## Goal
Provide the number of lines containing the word "кнопку", and nothing else.

/---

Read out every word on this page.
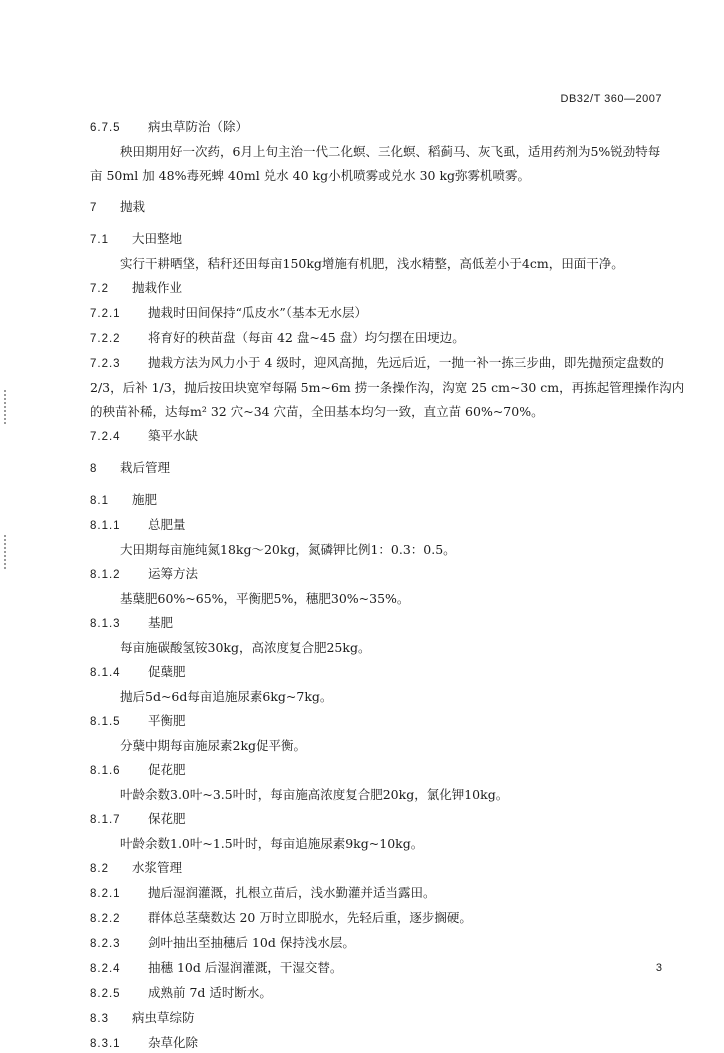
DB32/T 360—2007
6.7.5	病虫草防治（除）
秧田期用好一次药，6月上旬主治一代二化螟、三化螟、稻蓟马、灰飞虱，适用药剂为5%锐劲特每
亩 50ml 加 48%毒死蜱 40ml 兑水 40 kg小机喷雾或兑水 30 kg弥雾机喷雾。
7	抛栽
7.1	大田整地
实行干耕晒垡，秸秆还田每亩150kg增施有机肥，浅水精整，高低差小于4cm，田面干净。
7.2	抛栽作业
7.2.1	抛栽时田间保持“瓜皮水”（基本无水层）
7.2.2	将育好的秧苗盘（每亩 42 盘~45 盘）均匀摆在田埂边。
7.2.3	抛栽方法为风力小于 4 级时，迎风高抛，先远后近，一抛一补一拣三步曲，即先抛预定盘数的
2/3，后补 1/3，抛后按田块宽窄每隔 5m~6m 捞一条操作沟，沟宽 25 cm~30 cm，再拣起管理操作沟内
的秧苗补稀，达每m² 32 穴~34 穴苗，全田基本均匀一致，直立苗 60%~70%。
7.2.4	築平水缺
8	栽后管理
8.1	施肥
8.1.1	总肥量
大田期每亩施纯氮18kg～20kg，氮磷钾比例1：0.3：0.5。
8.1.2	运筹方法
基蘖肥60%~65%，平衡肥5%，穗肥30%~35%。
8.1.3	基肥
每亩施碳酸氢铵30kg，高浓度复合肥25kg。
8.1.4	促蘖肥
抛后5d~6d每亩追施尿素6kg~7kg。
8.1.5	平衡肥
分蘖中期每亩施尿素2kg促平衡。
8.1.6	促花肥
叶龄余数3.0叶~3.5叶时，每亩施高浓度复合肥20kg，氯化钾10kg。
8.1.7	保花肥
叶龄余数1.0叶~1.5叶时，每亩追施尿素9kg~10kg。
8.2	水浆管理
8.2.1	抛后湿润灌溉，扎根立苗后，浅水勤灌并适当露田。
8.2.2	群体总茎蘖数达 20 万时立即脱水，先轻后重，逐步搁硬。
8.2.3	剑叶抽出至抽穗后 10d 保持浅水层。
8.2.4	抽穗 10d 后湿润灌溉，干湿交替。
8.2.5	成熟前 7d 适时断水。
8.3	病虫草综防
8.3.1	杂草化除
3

\---
/---

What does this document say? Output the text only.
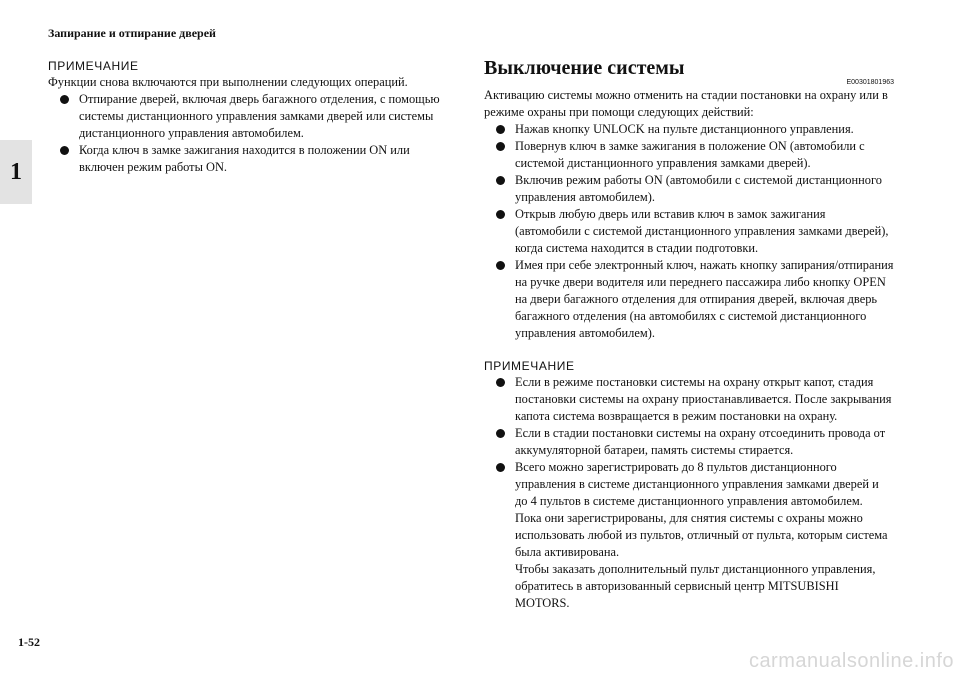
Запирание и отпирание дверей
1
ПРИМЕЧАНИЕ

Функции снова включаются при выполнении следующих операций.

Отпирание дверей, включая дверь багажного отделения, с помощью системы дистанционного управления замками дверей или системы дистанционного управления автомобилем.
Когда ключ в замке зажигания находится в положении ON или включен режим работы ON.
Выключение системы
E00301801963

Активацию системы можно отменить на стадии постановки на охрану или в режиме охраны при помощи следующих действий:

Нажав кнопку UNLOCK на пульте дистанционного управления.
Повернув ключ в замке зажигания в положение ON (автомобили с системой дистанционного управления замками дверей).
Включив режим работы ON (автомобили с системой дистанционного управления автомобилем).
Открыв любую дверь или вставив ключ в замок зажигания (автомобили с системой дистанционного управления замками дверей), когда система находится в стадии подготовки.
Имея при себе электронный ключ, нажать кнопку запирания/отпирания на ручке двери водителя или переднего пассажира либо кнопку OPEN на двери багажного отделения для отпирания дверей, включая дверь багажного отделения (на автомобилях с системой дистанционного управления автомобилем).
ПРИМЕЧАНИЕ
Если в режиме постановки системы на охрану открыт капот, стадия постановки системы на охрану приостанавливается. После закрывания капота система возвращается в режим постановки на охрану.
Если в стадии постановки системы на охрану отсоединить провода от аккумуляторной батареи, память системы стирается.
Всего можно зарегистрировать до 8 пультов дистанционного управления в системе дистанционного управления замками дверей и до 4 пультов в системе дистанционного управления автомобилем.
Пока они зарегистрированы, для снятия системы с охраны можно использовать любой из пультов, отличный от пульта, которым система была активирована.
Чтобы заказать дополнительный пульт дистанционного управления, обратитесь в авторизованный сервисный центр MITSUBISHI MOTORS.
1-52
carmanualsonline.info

\---
/---

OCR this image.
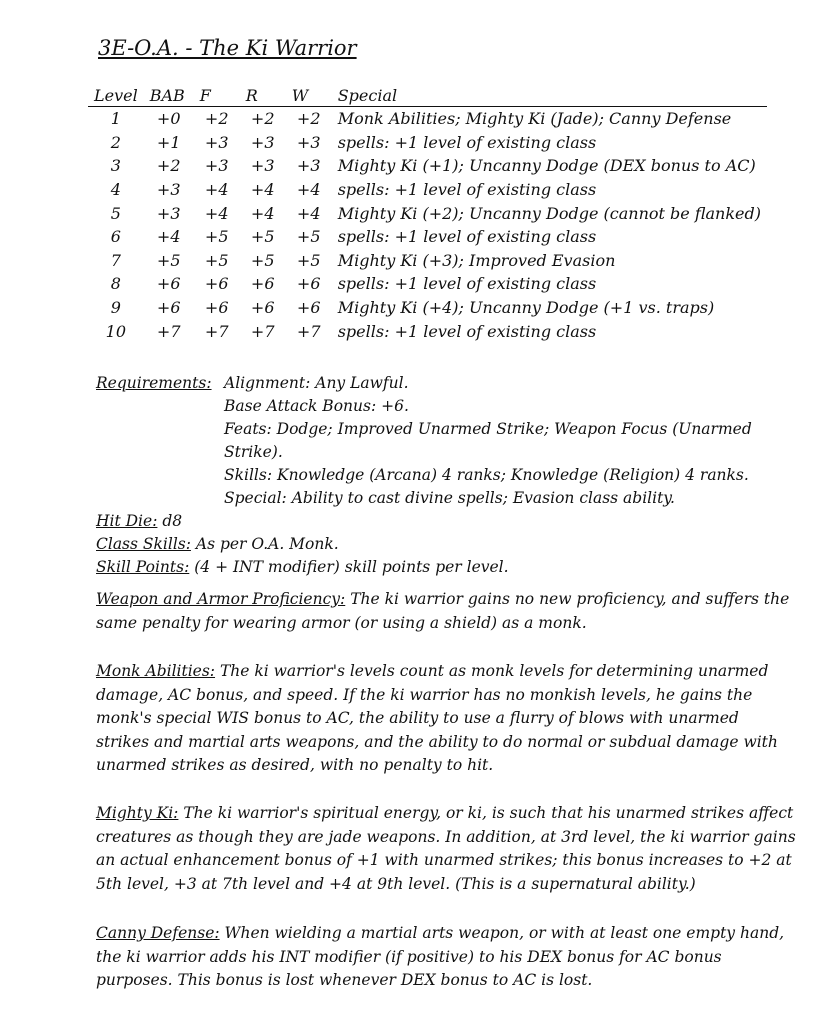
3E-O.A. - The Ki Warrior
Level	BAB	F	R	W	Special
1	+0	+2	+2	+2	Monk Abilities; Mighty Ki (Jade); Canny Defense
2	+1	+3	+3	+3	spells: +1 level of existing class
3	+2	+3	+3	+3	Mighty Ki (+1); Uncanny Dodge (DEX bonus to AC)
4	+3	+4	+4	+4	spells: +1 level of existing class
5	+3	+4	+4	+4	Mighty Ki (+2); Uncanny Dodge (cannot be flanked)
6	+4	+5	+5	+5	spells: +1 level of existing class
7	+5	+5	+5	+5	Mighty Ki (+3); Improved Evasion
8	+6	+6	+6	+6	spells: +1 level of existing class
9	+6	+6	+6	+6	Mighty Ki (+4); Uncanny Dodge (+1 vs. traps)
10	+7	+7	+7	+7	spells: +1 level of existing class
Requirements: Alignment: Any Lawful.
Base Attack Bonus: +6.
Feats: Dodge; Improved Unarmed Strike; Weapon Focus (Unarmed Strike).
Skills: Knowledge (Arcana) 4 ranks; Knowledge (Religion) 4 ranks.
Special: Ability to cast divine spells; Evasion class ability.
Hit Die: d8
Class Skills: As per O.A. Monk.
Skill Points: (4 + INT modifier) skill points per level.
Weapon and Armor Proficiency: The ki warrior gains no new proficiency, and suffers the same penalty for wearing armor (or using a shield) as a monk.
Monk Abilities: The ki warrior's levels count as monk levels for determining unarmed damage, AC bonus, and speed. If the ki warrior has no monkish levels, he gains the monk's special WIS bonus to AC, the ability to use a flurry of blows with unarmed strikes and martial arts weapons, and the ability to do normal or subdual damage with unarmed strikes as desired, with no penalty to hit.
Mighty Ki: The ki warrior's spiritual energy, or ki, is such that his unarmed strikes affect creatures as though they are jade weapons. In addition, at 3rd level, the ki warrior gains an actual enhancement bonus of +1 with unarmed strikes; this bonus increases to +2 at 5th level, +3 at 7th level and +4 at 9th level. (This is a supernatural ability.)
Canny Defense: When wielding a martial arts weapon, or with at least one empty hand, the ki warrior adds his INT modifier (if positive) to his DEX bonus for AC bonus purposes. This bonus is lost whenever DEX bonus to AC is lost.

\---

## Result for this exercise
2